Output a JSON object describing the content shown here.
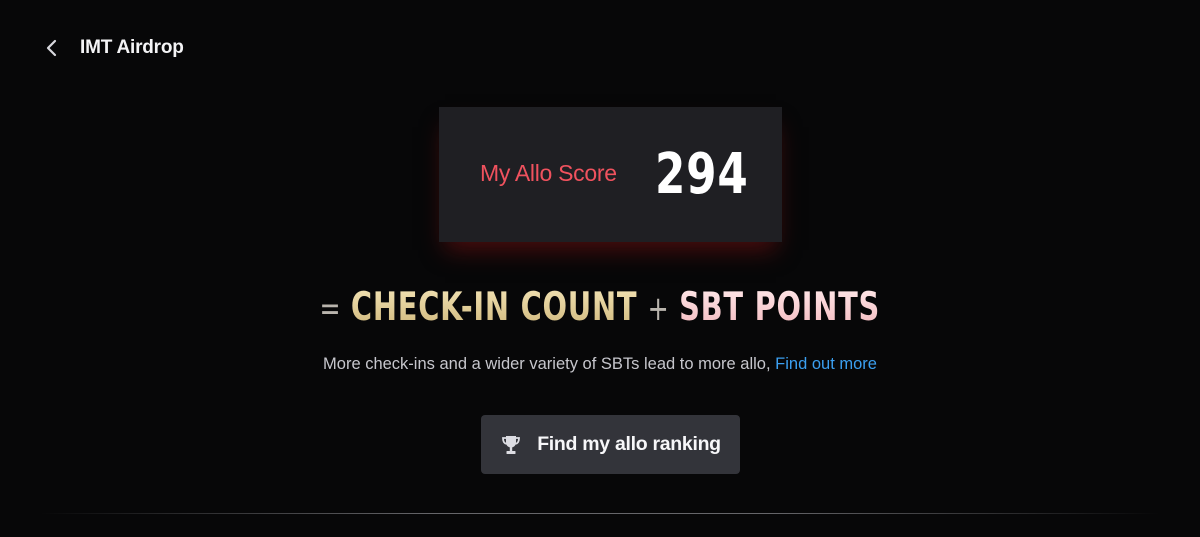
{
  "header": {
    "back_icon": "chevron-left-icon",
    "title": "IMT Airdrop"
  },
  "score_card": {
    "label": "My Allo Score",
    "value": "294"
  },
  "formula": {
    "equals": "=",
    "term_1": "CHECK-IN COUNT",
    "plus": "+",
    "term_2": "SBT POINTS"
  },
  "description": {
    "text": "More check-ins and a wider variety of SBTs lead to more allo, ",
    "link": "Find out more"
  },
  "ranking_button": {
    "icon": "trophy-icon",
    "label": "Find my allo ranking"
  },
  "colors": {
    "background": "#070708",
    "card": "#1f1f23",
    "score_label": "#f0525e",
    "link": "#3b9ff0",
    "button": "#33343a",
    "gold": "#e3cf95",
    "pink": "#f9d6d8"
  }
}
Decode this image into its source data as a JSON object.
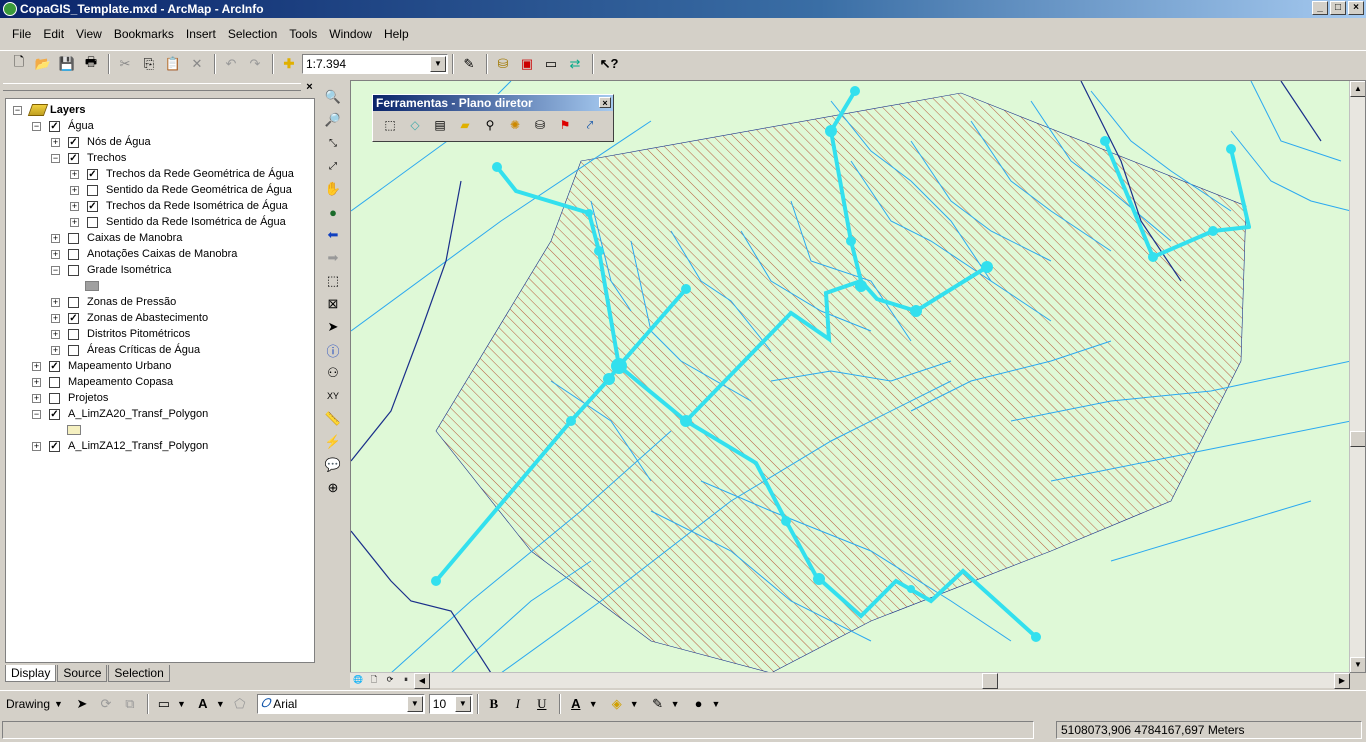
{
  "window": {
    "title": "CopaGIS_Template.mxd - ArcMap - ArcInfo"
  },
  "menu": [
    "File",
    "Edit",
    "View",
    "Bookmarks",
    "Insert",
    "Selection",
    "Tools",
    "Window",
    "Help"
  ],
  "standard_toolbar": {
    "scale": "1:7.394"
  },
  "toc": {
    "rows": [
      {
        "label": "Layers",
        "indent": 0,
        "expander": "−",
        "checkbox": null,
        "bold": true,
        "icon": "layers-icon"
      },
      {
        "label": "Água",
        "indent": 1,
        "expander": "−",
        "checkbox": true
      },
      {
        "label": "Nós de Água",
        "indent": 2,
        "expander": "+",
        "checkbox": true
      },
      {
        "label": "Trechos",
        "indent": 2,
        "expander": "−",
        "checkbox": true
      },
      {
        "label": "Trechos da Rede Geométrica de Água",
        "indent": 3,
        "expander": "+",
        "checkbox": true
      },
      {
        "label": "Sentido da Rede Geométrica de Água",
        "indent": 3,
        "expander": "+",
        "checkbox": false
      },
      {
        "label": "Trechos da Rede Isométrica de Água",
        "indent": 3,
        "expander": "+",
        "checkbox": true
      },
      {
        "label": "Sentido da Rede Isométrica de Água",
        "indent": 3,
        "expander": "+",
        "checkbox": false
      },
      {
        "label": "Caixas de Manobra",
        "indent": 2,
        "expander": "+",
        "checkbox": false
      },
      {
        "label": "Anotações Caixas de Manobra",
        "indent": 2,
        "expander": "+",
        "checkbox": false
      },
      {
        "label": "Grade Isométrica",
        "indent": 2,
        "expander": "−",
        "checkbox": false
      },
      {
        "label": "",
        "indent": 2,
        "expander": null,
        "checkbox": null,
        "swatch": "#a0a0a0"
      },
      {
        "label": "Zonas de Pressão",
        "indent": 2,
        "expander": "+",
        "checkbox": false
      },
      {
        "label": "Zonas de Abastecimento",
        "indent": 2,
        "expander": "+",
        "checkbox": true
      },
      {
        "label": "Distritos Pitométricos",
        "indent": 2,
        "expander": "+",
        "checkbox": false
      },
      {
        "label": "Áreas Críticas de Água",
        "indent": 2,
        "expander": "+",
        "checkbox": false
      },
      {
        "label": "Mapeamento Urbano",
        "indent": 1,
        "expander": "+",
        "checkbox": true
      },
      {
        "label": "Mapeamento Copasa",
        "indent": 1,
        "expander": "+",
        "checkbox": false
      },
      {
        "label": "Projetos",
        "indent": 1,
        "expander": "+",
        "checkbox": false
      },
      {
        "label": "A_LimZA20_Transf_Polygon",
        "indent": 1,
        "expander": "−",
        "checkbox": true
      },
      {
        "label": "",
        "indent": 1,
        "expander": null,
        "checkbox": null,
        "swatch": "#f5f0c0"
      },
      {
        "label": "A_LimZA12_Transf_Polygon",
        "indent": 1,
        "expander": "+",
        "checkbox": true
      }
    ],
    "tabs": [
      "Display",
      "Source",
      "Selection"
    ]
  },
  "floating_toolbar": {
    "title": "Ferramentas - Plano diretor"
  },
  "drawing_toolbar": {
    "label": "Drawing",
    "font": "Arial",
    "size": "10",
    "bold": "B",
    "italic": "I",
    "underline": "U"
  },
  "status": {
    "coordinates": "5108073,906  4784167,697 Meters"
  },
  "colors": {
    "map_bg": "#dff9d7",
    "water_line": "#2aa8f0",
    "network": "#33e0ee",
    "hatch": "#b85a3a",
    "road": "#1a2f8a"
  }
}
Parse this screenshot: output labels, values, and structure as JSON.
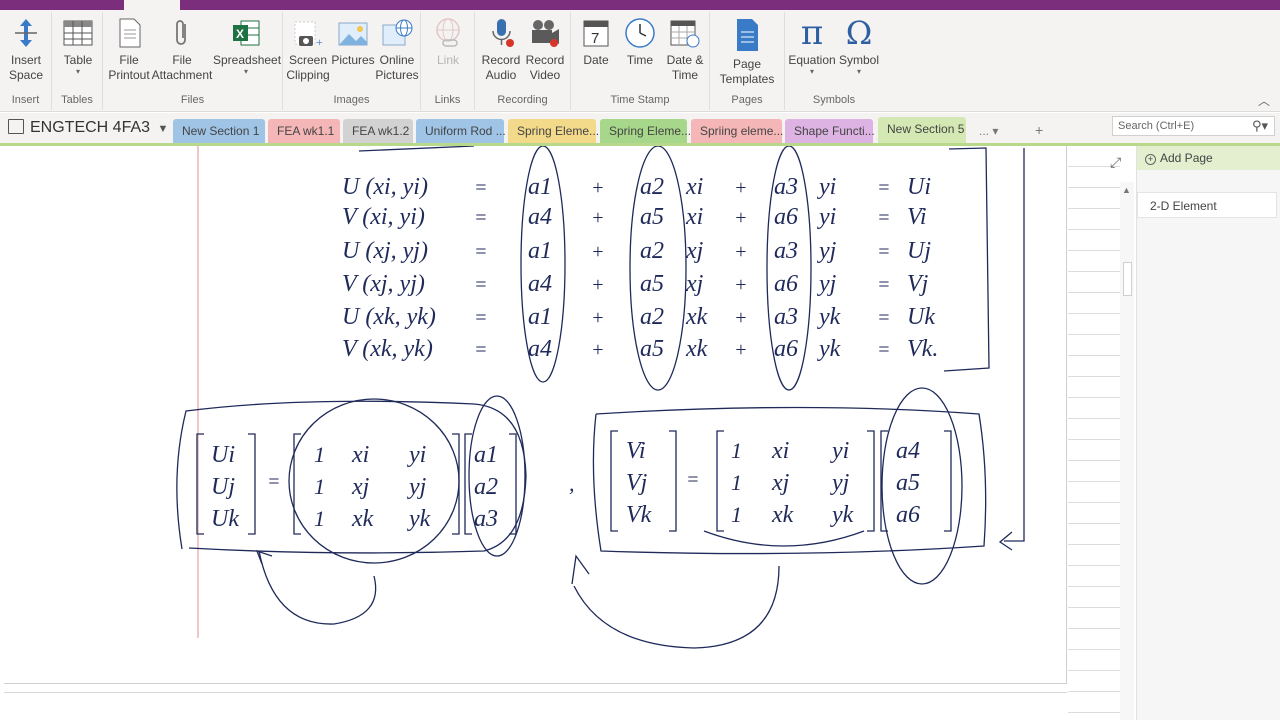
{
  "ribbon": {
    "groups": [
      {
        "label": "Insert",
        "buttons": [
          {
            "label": "Insert\nSpace",
            "icon": "insert-space-icon"
          }
        ]
      },
      {
        "label": "Tables",
        "buttons": [
          {
            "label": "Table",
            "icon": "table-icon"
          }
        ]
      },
      {
        "label": "Files",
        "buttons": [
          {
            "label": "File\nPrintout",
            "icon": "file-printout-icon"
          },
          {
            "label": "File\nAttachment",
            "icon": "paperclip-icon"
          },
          {
            "label": "Spreadsheet",
            "icon": "excel-icon"
          }
        ]
      },
      {
        "label": "Images",
        "buttons": [
          {
            "label": "Screen\nClipping",
            "icon": "camera-icon"
          },
          {
            "label": "Pictures",
            "icon": "picture-icon"
          },
          {
            "label": "Online\nPictures",
            "icon": "online-picture-icon"
          }
        ]
      },
      {
        "label": "Links",
        "buttons": [
          {
            "label": "Link",
            "icon": "link-icon"
          }
        ]
      },
      {
        "label": "Recording",
        "buttons": [
          {
            "label": "Record\nAudio",
            "icon": "microphone-icon"
          },
          {
            "label": "Record\nVideo",
            "icon": "video-camera-icon"
          }
        ]
      },
      {
        "label": "Time Stamp",
        "buttons": [
          {
            "label": "Date",
            "icon": "calendar-icon"
          },
          {
            "label": "Time",
            "icon": "clock-icon"
          },
          {
            "label": "Date &\nTime",
            "icon": "date-time-icon"
          }
        ]
      },
      {
        "label": "Pages",
        "buttons": [
          {
            "label": "Page\nTemplates",
            "icon": "page-template-icon"
          }
        ]
      },
      {
        "label": "Symbols",
        "buttons": [
          {
            "label": "Equation",
            "icon": "pi-icon",
            "glyph": "π"
          },
          {
            "label": "Symbol",
            "icon": "omega-icon",
            "glyph": "Ω"
          }
        ]
      }
    ]
  },
  "notebook": {
    "name": "ENGTECH 4FA3"
  },
  "sections": [
    {
      "label": "New Section 1",
      "color": "#9fc4e6"
    },
    {
      "label": "FEA wk1.1",
      "color": "#f4b6b6"
    },
    {
      "label": "FEA wk1.2",
      "color": "#d2d2d2"
    },
    {
      "label": "Uniform Rod ...",
      "color": "#9fc4e6"
    },
    {
      "label": "Spring Eleme...",
      "color": "#f3d98a"
    },
    {
      "label": "Spring Eleme...",
      "color": "#a7d78a"
    },
    {
      "label": "Spriing eleme...",
      "color": "#f4b6b6"
    },
    {
      "label": "Shape Functi...",
      "color": "#dcb3e3"
    },
    {
      "label": "New Section 5",
      "color": "#d3e8b3"
    }
  ],
  "tabbar": {
    "more": "...",
    "add": "+"
  },
  "search": {
    "placeholder": "Search (Ctrl+E)"
  },
  "pages": {
    "add_label": "Add Page",
    "items": [
      "2-D Element"
    ]
  },
  "colors": {
    "accent": "#7b2e7c",
    "ink": "#1f2a5a",
    "active_section": "#d3e8b3"
  },
  "note": {
    "equations": [
      {
        "lhs": "U (xi, yi)",
        "a1": "a1",
        "a2": "a2",
        "x": "xi",
        "a3": "a3",
        "y": "yi",
        "rhs": "Ui"
      },
      {
        "lhs": "V (xi, yi)",
        "a1": "a4",
        "a2": "a5",
        "x": "xi",
        "a3": "a6",
        "y": "yi",
        "rhs": "Vi"
      },
      {
        "lhs": "U (xj, yj)",
        "a1": "a1",
        "a2": "a2",
        "x": "xj",
        "a3": "a3",
        "y": "yj",
        "rhs": "Uj"
      },
      {
        "lhs": "V (xj, yj)",
        "a1": "a4",
        "a2": "a5",
        "x": "xj",
        "a3": "a6",
        "y": "yj",
        "rhs": "Vj"
      },
      {
        "lhs": "U (xk, yk)",
        "a1": "a1",
        "a2": "a2",
        "x": "xk",
        "a3": "a3",
        "y": "yk",
        "rhs": "Uk"
      },
      {
        "lhs": "V (xk, yk)",
        "a1": "a4",
        "a2": "a5",
        "x": "xk",
        "a3": "a6",
        "y": "yk",
        "rhs": "Vk."
      }
    ],
    "matrix_u": {
      "lhs": [
        "Ui",
        "Uj",
        "Uk"
      ],
      "rows": [
        [
          "1",
          "xi",
          "yi"
        ],
        [
          "1",
          "xj",
          "yj"
        ],
        [
          "1",
          "xk",
          "yk"
        ]
      ],
      "coef": [
        "a1",
        "a2",
        "a3"
      ]
    },
    "matrix_v": {
      "lhs": [
        "Vi",
        "Vj",
        "Vk"
      ],
      "rows": [
        [
          "1",
          "xi",
          "yi"
        ],
        [
          "1",
          "xj",
          "yj"
        ],
        [
          "1",
          "xk",
          "yk"
        ]
      ],
      "coef": [
        "a4",
        "a5",
        "a6"
      ]
    }
  }
}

### AIM
Filter the listing for the word "Rede" and copy every line that holds it.

### FULL OUTPUT
        "label": "Trechos da Rede Geométrica de Água",
        "label": "Sentido da Rede Geométrica de Água",
        "label": "Trechos da Rede Isométrica de Água",
        "label": "Sentido da Rede Isométrica de Água",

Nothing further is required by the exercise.